**PROBLEM STATEMENT:** Write out all lines holding the word "Route".

**TASK MATERIAL:**
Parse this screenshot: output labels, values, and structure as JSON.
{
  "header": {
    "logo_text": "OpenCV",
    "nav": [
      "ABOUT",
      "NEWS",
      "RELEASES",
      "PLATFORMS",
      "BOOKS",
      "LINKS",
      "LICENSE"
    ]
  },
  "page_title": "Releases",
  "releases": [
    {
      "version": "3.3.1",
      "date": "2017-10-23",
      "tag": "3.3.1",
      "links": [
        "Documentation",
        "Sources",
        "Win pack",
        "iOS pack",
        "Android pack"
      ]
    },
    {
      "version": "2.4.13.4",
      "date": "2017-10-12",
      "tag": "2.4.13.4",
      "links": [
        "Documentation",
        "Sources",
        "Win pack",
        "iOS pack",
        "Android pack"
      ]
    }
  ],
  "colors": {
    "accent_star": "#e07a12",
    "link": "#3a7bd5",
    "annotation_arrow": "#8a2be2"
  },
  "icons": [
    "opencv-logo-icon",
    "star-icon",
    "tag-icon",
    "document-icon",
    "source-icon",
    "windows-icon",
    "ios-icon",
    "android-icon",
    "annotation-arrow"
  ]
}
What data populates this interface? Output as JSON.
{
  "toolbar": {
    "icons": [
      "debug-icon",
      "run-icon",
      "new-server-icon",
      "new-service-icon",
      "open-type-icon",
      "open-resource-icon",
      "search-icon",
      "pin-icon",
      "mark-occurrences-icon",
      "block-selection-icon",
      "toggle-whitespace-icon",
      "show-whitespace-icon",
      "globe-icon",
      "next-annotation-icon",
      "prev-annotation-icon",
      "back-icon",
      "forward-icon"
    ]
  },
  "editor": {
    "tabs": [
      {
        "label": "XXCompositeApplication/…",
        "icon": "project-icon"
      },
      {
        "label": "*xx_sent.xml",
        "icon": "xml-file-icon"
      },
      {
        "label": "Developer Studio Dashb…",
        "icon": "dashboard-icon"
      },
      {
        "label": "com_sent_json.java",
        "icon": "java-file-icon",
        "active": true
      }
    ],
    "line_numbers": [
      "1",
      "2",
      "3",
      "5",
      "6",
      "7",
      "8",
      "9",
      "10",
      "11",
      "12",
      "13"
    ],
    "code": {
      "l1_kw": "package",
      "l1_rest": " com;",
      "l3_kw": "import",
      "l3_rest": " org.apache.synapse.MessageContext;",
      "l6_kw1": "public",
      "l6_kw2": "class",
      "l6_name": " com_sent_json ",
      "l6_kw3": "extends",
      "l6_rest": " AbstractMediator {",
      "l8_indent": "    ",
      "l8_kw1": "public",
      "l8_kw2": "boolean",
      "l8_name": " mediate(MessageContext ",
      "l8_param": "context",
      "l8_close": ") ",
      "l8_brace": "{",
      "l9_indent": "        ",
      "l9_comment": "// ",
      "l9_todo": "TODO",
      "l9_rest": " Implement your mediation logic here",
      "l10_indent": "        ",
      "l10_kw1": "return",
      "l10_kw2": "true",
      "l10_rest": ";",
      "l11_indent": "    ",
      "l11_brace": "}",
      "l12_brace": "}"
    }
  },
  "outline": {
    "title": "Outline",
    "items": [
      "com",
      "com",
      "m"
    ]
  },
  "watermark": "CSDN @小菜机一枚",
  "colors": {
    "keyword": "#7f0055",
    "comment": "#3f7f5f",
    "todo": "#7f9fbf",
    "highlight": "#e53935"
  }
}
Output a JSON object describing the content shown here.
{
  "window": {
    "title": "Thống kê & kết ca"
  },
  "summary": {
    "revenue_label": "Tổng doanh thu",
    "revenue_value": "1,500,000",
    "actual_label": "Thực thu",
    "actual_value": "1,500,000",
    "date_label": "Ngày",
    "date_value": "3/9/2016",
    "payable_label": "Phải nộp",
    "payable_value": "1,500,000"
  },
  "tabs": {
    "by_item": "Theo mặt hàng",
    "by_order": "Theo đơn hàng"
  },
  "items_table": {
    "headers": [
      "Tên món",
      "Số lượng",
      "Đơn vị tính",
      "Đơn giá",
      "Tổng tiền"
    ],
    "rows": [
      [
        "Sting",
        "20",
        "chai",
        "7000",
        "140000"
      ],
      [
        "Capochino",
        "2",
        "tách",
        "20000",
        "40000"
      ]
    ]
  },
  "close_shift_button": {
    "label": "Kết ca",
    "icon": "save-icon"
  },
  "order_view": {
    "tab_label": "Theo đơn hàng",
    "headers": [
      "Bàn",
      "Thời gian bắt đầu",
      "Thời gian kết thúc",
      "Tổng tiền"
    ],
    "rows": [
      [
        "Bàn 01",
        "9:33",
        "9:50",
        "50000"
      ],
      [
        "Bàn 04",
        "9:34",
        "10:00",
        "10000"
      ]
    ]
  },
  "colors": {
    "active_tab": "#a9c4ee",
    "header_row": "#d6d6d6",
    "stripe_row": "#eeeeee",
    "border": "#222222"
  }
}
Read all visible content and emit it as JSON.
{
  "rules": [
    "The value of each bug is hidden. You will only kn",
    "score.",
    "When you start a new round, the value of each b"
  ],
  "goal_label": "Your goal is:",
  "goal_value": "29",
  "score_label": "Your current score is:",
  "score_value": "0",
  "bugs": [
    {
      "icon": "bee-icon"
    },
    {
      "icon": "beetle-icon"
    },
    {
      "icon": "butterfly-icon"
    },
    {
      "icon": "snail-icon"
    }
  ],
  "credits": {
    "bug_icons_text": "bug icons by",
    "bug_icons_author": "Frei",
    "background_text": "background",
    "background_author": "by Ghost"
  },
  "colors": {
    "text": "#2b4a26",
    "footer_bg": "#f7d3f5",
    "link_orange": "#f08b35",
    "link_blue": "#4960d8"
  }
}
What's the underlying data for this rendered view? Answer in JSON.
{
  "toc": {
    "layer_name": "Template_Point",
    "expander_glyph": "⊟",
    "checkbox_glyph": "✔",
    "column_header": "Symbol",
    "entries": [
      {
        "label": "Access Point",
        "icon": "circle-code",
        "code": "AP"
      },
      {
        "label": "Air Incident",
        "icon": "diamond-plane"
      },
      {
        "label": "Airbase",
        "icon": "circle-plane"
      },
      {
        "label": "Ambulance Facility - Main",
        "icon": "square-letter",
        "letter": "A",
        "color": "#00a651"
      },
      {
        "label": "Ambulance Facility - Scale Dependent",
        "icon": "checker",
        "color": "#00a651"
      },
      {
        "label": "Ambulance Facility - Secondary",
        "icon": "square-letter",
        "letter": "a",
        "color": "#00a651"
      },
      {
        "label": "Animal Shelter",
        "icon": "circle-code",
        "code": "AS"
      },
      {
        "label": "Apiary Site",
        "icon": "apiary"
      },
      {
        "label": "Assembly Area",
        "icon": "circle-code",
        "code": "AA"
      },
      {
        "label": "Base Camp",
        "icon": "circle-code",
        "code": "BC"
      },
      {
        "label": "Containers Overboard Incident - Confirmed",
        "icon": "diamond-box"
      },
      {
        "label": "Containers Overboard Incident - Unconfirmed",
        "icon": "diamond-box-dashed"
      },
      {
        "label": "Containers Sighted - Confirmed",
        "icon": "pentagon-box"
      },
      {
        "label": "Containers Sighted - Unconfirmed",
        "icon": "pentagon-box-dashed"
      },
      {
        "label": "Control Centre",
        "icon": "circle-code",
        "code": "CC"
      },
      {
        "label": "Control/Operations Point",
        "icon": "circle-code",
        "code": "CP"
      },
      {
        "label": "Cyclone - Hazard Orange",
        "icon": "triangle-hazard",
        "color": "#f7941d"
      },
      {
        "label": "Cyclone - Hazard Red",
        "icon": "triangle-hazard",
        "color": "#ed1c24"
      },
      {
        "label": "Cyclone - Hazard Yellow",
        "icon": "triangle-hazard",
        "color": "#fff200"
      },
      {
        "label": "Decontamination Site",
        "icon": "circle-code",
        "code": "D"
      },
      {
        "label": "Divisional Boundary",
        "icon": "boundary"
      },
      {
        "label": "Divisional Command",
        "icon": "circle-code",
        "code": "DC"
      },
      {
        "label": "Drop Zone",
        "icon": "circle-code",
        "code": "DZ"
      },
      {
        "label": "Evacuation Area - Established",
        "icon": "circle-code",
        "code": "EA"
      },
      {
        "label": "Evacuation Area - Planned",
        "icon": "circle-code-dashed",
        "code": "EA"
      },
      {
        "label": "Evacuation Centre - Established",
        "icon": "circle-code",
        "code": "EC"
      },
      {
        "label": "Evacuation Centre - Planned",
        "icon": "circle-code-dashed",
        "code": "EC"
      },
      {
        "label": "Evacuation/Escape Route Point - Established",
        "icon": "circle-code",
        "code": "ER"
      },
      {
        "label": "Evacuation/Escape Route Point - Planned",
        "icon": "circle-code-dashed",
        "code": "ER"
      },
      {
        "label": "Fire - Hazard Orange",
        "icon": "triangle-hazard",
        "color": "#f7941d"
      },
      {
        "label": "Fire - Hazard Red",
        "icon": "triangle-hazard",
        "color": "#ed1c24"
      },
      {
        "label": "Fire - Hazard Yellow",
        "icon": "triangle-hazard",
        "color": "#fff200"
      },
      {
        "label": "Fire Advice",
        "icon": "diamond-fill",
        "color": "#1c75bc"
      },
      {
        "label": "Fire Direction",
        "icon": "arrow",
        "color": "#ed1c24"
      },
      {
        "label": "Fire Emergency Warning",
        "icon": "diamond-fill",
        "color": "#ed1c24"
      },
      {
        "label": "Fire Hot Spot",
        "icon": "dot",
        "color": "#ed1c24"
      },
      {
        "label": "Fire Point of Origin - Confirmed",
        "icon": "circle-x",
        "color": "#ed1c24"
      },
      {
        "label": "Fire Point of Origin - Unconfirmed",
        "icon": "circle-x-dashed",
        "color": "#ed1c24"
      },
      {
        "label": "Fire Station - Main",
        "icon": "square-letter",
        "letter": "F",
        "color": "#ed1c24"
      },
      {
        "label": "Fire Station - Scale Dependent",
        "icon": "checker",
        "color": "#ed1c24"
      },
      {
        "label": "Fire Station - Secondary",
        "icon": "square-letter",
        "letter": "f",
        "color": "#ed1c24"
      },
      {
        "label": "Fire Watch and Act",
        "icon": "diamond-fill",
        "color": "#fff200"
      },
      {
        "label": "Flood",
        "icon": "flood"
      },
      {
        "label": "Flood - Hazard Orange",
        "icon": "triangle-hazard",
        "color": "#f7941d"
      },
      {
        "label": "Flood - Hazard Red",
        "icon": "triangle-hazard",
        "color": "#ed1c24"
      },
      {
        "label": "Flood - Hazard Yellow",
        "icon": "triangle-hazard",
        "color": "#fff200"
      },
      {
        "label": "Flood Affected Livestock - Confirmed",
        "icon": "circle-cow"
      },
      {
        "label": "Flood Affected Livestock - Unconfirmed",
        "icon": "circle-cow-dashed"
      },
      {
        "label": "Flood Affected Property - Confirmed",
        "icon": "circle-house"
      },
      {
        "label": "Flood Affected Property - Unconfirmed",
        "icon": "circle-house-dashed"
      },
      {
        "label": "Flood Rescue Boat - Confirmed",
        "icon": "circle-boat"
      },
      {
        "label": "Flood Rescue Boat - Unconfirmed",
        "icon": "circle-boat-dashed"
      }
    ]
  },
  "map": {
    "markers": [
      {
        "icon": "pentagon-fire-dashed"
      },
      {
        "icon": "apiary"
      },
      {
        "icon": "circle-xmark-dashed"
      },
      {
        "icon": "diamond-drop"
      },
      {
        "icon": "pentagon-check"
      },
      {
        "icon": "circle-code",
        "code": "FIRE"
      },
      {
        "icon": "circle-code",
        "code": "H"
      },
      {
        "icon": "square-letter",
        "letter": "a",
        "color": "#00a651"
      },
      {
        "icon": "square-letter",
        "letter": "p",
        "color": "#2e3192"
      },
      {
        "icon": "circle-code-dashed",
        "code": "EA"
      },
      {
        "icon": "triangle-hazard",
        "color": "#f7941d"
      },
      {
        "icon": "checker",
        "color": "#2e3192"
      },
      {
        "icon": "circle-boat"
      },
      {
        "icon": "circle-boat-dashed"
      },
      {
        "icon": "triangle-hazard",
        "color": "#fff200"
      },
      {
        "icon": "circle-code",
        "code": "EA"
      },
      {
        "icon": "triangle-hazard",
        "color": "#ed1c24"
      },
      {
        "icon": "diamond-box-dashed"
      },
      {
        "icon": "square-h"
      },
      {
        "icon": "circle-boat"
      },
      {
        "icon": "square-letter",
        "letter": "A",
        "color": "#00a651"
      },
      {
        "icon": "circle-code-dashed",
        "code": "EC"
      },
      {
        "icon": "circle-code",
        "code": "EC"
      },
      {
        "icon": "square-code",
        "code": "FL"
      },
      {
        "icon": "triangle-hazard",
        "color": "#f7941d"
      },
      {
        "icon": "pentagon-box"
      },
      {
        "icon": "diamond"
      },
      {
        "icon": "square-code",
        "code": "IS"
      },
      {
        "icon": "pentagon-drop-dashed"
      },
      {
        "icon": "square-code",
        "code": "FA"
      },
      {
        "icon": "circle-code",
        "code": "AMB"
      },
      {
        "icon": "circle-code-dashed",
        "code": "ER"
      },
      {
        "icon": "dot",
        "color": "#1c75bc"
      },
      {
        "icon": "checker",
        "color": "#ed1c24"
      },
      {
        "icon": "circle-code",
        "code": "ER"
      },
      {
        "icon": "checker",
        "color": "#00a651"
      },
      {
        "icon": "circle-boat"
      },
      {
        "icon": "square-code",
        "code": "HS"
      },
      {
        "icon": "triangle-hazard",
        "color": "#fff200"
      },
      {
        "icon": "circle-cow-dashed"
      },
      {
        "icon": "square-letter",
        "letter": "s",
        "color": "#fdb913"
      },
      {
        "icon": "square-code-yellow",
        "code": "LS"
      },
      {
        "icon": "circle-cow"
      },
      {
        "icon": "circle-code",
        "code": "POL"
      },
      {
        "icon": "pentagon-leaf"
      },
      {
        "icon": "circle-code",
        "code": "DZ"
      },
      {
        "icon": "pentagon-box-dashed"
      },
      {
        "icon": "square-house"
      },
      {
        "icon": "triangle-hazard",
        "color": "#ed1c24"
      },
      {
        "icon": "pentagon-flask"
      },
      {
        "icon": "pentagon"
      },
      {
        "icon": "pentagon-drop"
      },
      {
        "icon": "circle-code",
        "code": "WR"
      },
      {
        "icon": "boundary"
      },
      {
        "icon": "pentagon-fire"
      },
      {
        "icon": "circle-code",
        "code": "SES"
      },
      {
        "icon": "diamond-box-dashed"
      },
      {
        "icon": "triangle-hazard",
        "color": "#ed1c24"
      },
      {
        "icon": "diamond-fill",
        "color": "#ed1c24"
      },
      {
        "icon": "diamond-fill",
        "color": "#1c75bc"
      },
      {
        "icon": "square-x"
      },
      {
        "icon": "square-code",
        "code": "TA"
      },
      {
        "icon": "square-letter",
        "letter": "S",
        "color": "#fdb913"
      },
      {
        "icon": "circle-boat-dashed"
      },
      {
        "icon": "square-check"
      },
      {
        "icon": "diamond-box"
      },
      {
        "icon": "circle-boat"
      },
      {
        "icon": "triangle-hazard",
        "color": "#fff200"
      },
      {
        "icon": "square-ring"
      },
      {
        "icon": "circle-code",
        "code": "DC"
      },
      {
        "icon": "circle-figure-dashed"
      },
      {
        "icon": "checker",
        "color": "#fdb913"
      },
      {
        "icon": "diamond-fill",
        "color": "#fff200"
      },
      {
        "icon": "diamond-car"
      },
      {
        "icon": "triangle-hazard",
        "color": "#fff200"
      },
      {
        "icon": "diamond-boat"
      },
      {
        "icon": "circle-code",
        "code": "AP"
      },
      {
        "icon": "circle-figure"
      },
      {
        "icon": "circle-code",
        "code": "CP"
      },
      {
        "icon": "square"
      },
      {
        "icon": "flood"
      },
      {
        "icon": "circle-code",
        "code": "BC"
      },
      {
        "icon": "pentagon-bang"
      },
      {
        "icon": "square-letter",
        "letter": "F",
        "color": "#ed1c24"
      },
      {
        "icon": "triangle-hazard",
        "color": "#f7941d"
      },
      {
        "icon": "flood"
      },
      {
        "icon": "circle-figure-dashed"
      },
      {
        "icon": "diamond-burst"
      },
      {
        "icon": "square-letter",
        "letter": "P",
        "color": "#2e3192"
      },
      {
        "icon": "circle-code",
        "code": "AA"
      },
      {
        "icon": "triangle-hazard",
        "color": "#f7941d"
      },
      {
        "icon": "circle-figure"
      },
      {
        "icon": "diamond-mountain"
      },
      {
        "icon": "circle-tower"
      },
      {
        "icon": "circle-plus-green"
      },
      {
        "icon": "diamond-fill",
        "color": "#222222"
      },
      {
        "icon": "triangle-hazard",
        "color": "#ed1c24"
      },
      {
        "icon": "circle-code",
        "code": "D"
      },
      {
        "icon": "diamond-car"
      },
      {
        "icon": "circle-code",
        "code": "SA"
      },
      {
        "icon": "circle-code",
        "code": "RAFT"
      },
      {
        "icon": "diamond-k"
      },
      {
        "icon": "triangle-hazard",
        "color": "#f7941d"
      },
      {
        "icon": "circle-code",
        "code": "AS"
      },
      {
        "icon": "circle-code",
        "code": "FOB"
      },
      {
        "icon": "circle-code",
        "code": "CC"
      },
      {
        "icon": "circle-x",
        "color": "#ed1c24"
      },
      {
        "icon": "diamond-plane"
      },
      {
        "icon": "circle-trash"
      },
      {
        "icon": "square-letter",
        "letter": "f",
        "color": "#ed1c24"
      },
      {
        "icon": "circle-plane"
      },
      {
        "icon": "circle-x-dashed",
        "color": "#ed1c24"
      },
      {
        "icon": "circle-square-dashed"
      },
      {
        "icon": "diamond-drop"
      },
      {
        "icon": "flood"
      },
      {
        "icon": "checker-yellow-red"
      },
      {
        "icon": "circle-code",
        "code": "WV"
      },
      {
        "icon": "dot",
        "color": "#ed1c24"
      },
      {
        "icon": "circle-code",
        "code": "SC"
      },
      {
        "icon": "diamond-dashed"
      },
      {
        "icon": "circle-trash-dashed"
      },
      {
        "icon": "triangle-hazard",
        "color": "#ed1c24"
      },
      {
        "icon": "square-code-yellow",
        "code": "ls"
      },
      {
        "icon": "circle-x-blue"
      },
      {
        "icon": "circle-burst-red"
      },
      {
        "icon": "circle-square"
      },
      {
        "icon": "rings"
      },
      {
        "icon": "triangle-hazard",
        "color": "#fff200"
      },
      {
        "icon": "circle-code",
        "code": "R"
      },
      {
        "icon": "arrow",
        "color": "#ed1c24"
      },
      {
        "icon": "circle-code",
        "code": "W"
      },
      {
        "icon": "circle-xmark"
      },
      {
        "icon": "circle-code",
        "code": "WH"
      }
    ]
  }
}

**SOLVED PROBLEM:**
        "label": "Evacuation/Escape Route Point - Established",
        "label": "Evacuation/Escape Route Point - Planned",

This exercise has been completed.